(Directive):
Copy out every line in the entries below that includes "words".

::: Provided data :::

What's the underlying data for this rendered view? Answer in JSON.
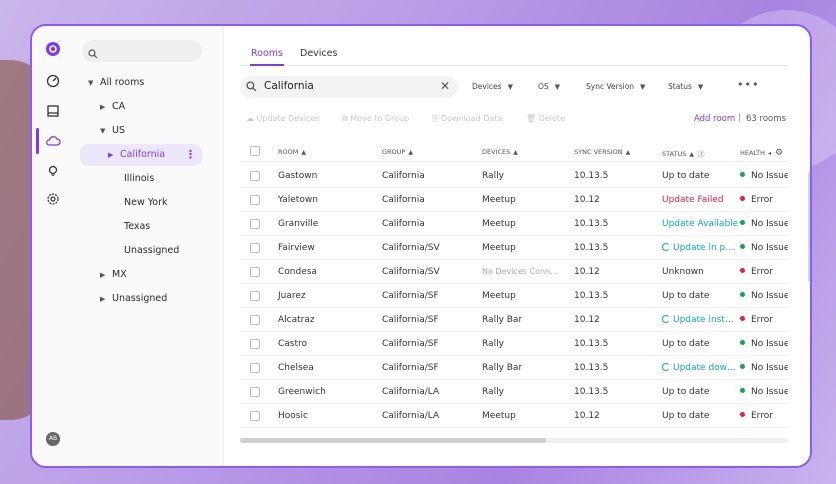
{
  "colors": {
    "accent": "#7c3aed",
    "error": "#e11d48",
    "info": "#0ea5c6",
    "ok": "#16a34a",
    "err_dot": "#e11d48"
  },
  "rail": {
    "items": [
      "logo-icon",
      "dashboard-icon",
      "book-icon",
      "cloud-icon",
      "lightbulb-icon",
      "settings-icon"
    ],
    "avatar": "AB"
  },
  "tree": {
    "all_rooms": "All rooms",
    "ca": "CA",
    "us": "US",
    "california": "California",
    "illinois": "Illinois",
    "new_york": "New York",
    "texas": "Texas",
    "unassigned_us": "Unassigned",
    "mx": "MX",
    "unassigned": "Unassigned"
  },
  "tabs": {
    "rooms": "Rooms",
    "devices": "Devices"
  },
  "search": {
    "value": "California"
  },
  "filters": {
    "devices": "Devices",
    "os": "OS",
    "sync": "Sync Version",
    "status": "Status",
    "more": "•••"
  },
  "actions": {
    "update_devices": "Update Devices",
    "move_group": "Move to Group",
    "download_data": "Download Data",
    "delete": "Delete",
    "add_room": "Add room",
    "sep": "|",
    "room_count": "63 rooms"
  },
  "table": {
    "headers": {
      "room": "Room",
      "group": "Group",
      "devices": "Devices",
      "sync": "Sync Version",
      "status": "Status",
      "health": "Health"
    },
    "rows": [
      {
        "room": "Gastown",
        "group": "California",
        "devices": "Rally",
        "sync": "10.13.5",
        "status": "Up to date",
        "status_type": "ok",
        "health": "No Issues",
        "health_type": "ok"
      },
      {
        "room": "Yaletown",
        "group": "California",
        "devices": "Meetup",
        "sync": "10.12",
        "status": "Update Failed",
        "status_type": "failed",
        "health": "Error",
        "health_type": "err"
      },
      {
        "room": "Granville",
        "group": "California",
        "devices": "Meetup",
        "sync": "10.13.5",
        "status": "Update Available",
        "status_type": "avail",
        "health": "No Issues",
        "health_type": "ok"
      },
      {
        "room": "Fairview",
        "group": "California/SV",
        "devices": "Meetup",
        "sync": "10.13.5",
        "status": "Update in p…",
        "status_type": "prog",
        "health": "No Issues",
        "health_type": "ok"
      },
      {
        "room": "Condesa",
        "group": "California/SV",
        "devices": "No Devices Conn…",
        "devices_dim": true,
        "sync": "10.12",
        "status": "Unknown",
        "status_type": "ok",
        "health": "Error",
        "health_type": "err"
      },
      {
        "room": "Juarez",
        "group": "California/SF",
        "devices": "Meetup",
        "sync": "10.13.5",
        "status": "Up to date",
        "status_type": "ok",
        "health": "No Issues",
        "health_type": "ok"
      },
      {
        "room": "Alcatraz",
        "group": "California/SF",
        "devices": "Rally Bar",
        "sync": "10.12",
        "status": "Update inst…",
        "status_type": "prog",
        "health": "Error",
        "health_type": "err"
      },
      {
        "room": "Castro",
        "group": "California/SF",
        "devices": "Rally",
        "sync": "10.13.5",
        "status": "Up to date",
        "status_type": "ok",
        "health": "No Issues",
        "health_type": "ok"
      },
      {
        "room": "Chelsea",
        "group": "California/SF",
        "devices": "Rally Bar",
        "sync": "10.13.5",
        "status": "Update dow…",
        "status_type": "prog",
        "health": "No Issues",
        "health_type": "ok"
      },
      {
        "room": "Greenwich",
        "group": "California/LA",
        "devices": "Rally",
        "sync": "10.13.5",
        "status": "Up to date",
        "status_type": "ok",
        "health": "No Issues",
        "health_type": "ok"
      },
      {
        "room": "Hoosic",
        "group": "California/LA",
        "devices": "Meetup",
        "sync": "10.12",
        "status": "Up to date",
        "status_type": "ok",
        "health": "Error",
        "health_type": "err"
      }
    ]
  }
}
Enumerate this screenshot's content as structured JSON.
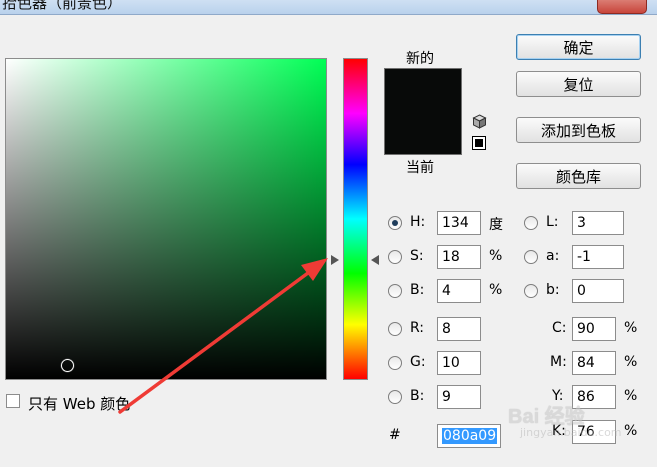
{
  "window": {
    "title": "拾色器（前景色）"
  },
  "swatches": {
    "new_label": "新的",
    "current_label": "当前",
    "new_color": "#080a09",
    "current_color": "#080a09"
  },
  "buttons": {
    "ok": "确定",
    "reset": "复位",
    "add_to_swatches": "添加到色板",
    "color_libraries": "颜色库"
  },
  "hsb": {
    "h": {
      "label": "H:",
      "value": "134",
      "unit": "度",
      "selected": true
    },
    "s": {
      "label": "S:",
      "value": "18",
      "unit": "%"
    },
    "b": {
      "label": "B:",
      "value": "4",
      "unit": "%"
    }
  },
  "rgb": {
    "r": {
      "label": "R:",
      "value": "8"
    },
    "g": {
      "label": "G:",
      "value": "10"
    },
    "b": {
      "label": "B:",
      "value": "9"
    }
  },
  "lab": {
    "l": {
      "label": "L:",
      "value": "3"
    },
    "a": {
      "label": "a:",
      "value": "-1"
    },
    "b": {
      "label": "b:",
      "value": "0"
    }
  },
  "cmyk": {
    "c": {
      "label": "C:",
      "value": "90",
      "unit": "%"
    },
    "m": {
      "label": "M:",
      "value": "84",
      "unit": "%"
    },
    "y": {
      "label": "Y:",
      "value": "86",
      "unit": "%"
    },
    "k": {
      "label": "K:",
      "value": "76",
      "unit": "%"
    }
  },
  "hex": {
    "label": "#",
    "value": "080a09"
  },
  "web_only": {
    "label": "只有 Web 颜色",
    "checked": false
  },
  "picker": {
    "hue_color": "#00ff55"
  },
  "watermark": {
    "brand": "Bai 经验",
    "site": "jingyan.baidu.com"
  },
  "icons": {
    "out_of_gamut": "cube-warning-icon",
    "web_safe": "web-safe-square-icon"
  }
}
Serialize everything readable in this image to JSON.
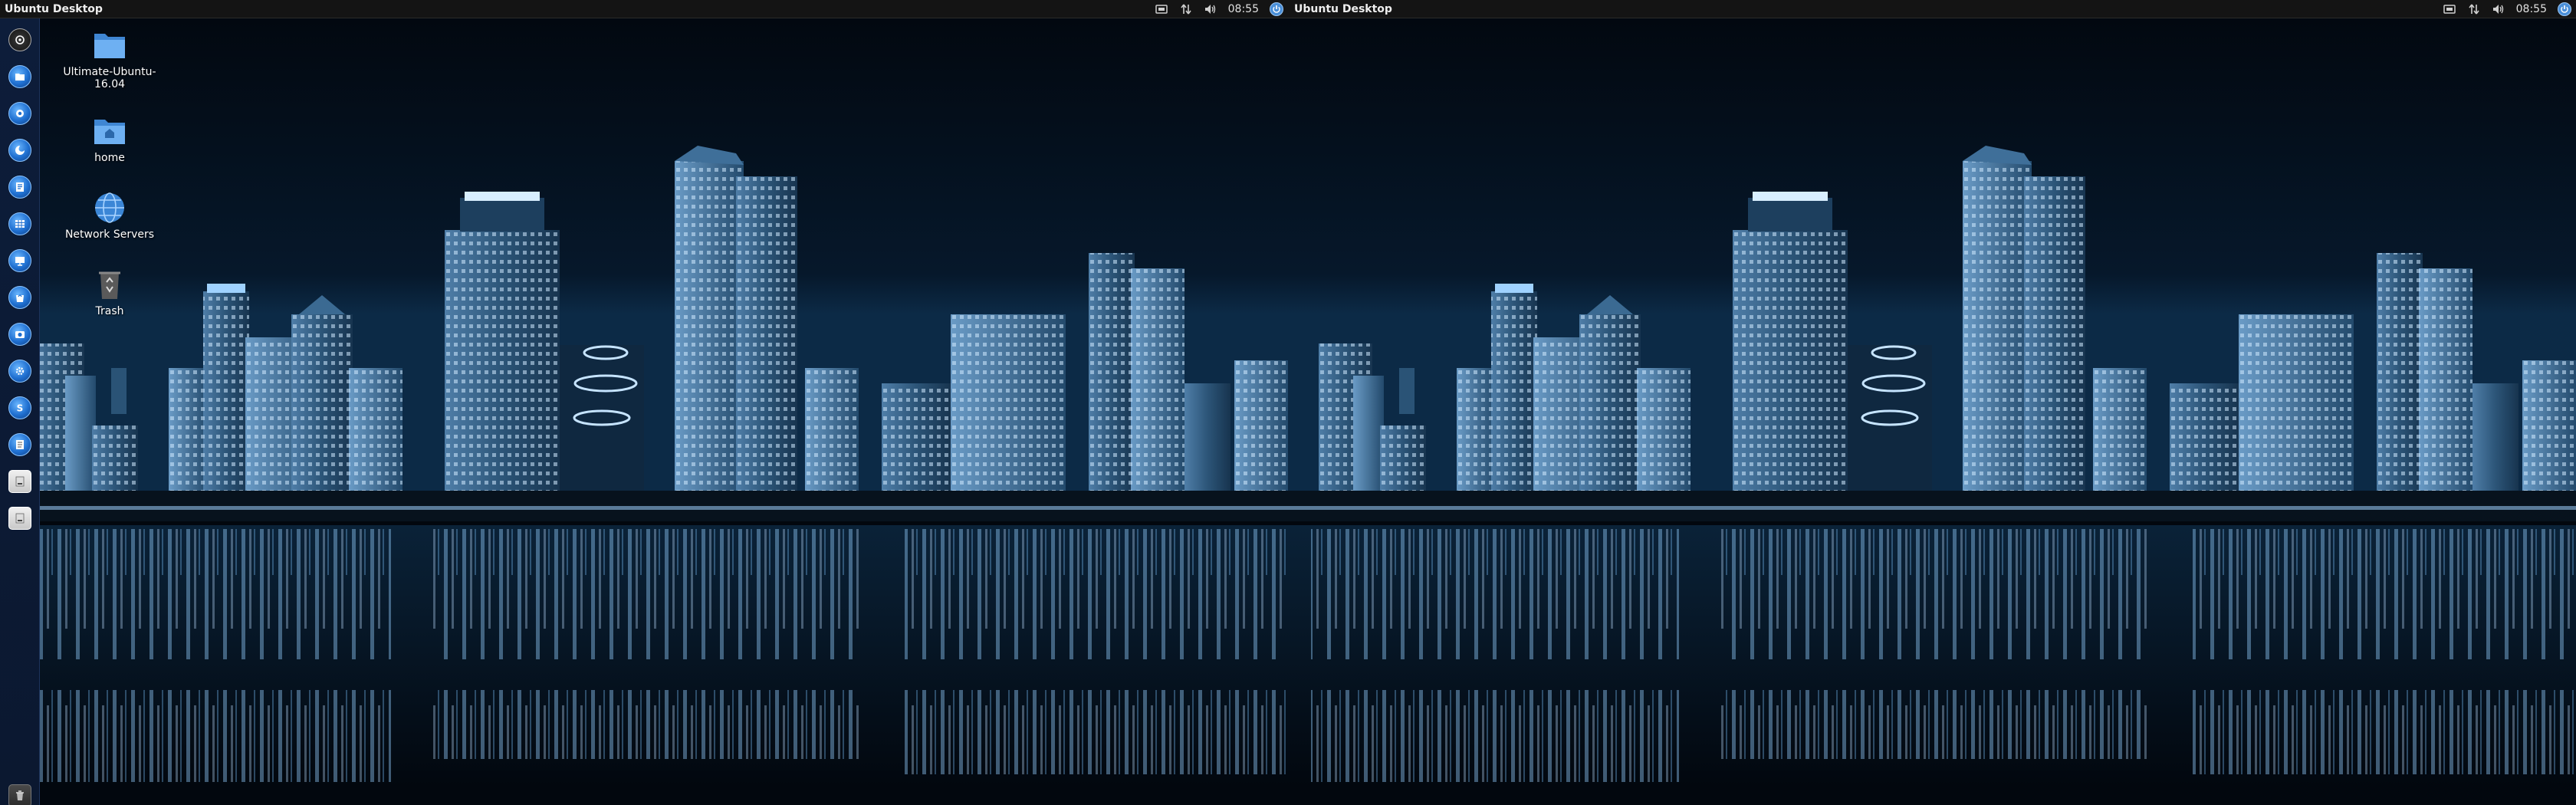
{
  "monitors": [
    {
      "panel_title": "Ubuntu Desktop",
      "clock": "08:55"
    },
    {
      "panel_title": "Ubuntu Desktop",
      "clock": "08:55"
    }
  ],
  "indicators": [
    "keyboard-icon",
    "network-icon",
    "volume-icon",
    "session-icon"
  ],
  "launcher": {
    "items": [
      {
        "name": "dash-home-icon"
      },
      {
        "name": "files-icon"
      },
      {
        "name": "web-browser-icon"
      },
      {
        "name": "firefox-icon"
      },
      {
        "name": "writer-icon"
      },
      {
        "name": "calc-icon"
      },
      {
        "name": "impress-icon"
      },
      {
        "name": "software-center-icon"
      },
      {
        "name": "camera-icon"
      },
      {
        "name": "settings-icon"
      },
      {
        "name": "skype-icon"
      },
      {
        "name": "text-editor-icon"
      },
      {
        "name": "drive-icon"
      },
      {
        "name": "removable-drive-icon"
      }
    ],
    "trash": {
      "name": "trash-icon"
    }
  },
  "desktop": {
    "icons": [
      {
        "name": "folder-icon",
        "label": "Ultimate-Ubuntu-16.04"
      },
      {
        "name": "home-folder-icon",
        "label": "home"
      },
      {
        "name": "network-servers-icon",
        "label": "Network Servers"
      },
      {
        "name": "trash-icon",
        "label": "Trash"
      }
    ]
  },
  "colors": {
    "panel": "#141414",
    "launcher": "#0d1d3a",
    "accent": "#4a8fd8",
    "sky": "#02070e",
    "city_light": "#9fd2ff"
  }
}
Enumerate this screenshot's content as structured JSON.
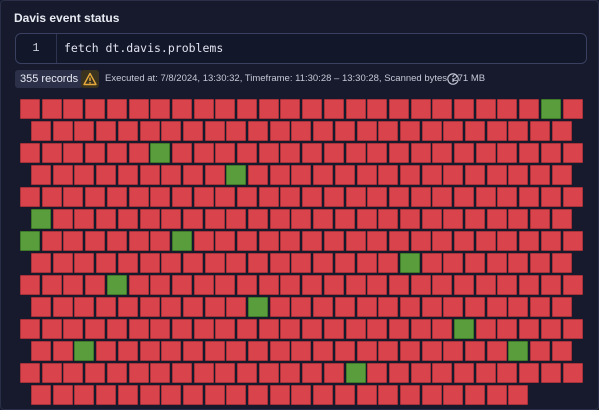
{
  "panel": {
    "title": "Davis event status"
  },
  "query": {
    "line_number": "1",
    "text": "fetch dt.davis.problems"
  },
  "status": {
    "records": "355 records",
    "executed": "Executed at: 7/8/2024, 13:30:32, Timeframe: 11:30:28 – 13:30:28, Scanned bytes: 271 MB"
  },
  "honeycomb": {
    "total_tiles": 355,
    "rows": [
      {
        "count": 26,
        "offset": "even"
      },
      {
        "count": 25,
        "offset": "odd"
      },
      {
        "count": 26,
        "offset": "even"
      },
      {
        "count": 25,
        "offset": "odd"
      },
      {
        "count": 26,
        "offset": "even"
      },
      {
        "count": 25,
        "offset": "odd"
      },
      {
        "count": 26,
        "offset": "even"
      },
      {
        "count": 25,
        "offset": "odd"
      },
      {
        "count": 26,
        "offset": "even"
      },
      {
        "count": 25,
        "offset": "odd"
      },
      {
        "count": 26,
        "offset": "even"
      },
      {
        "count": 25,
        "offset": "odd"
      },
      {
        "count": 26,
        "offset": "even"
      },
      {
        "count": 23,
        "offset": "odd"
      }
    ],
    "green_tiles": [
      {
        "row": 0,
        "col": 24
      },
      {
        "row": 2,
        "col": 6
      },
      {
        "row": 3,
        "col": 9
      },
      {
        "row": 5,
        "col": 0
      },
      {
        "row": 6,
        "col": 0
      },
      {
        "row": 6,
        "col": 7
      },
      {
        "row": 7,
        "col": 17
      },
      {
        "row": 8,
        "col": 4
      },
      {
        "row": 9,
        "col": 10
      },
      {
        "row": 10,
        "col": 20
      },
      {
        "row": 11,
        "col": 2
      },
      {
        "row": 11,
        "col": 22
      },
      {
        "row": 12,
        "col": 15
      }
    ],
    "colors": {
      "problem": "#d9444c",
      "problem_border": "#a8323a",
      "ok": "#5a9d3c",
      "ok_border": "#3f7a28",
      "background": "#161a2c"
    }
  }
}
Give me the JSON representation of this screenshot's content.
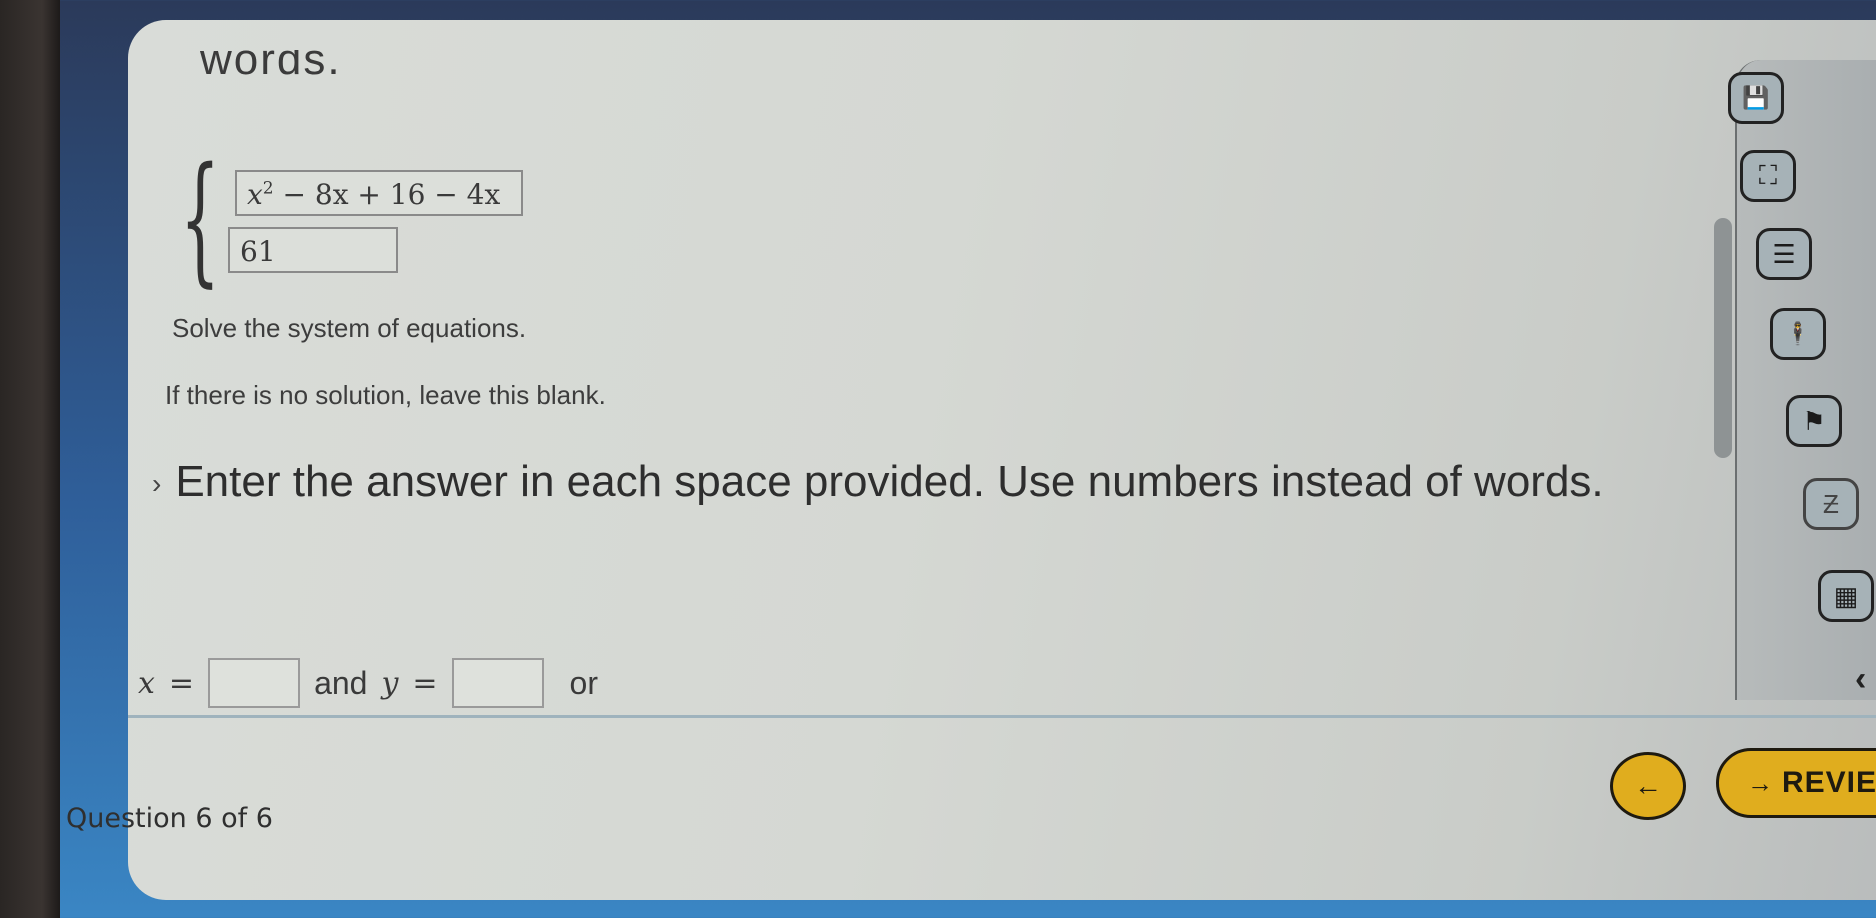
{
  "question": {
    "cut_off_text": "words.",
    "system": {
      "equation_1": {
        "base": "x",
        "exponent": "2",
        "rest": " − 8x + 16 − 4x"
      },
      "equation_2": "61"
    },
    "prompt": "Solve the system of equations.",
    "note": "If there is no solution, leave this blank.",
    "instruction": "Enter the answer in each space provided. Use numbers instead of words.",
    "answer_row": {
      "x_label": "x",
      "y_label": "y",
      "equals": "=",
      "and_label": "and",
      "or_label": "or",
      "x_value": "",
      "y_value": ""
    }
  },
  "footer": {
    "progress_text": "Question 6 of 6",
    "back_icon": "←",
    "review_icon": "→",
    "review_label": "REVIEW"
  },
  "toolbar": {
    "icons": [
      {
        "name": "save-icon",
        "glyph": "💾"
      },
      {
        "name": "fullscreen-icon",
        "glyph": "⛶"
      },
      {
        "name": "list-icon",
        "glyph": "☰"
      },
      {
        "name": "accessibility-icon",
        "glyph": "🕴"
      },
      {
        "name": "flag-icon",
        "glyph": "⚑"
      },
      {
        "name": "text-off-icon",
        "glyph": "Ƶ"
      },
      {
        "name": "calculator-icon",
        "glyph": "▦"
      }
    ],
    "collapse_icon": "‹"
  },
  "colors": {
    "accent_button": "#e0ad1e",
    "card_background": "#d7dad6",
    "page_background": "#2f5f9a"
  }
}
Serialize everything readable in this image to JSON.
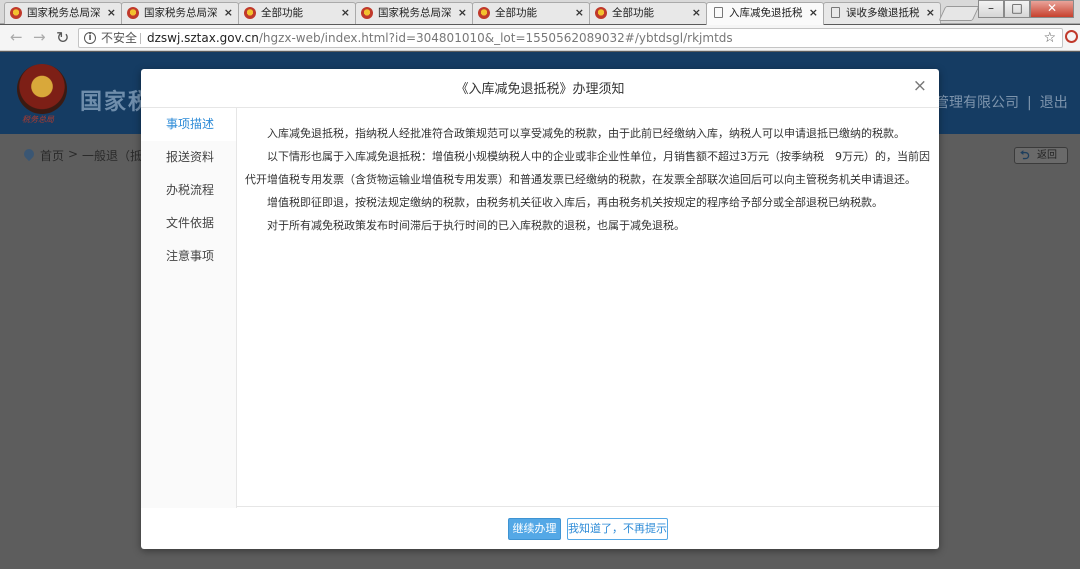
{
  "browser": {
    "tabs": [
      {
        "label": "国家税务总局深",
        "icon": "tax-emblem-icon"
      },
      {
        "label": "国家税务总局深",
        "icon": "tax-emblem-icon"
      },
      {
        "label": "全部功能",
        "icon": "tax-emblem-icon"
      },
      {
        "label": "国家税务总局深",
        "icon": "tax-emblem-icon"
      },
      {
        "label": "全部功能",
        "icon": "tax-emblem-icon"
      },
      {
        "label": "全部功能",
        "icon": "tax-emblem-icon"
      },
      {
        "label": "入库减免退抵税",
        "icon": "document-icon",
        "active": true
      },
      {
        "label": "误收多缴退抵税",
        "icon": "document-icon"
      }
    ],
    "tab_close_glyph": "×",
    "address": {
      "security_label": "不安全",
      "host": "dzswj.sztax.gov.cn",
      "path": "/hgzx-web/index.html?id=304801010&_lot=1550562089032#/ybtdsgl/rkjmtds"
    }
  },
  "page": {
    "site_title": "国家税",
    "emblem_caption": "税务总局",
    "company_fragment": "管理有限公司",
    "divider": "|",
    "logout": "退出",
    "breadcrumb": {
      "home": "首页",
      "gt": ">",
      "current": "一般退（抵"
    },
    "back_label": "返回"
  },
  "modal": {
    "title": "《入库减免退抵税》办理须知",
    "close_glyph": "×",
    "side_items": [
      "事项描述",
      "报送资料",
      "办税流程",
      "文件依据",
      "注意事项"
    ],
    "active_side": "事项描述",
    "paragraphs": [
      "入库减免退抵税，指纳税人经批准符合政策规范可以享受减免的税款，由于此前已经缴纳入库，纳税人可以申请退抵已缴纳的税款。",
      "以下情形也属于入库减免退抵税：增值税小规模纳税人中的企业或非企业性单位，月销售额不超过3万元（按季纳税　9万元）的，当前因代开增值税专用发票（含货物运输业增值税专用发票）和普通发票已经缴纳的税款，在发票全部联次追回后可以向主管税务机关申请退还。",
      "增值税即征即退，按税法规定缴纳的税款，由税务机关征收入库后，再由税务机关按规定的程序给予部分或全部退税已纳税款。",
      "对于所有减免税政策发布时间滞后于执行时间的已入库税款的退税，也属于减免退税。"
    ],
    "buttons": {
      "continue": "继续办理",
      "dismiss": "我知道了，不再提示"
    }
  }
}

:::

(Task answer):
    "cut_off_text": "words.",
    "instruction": "Enter the answer in each space provided. Use numbers instead of words.",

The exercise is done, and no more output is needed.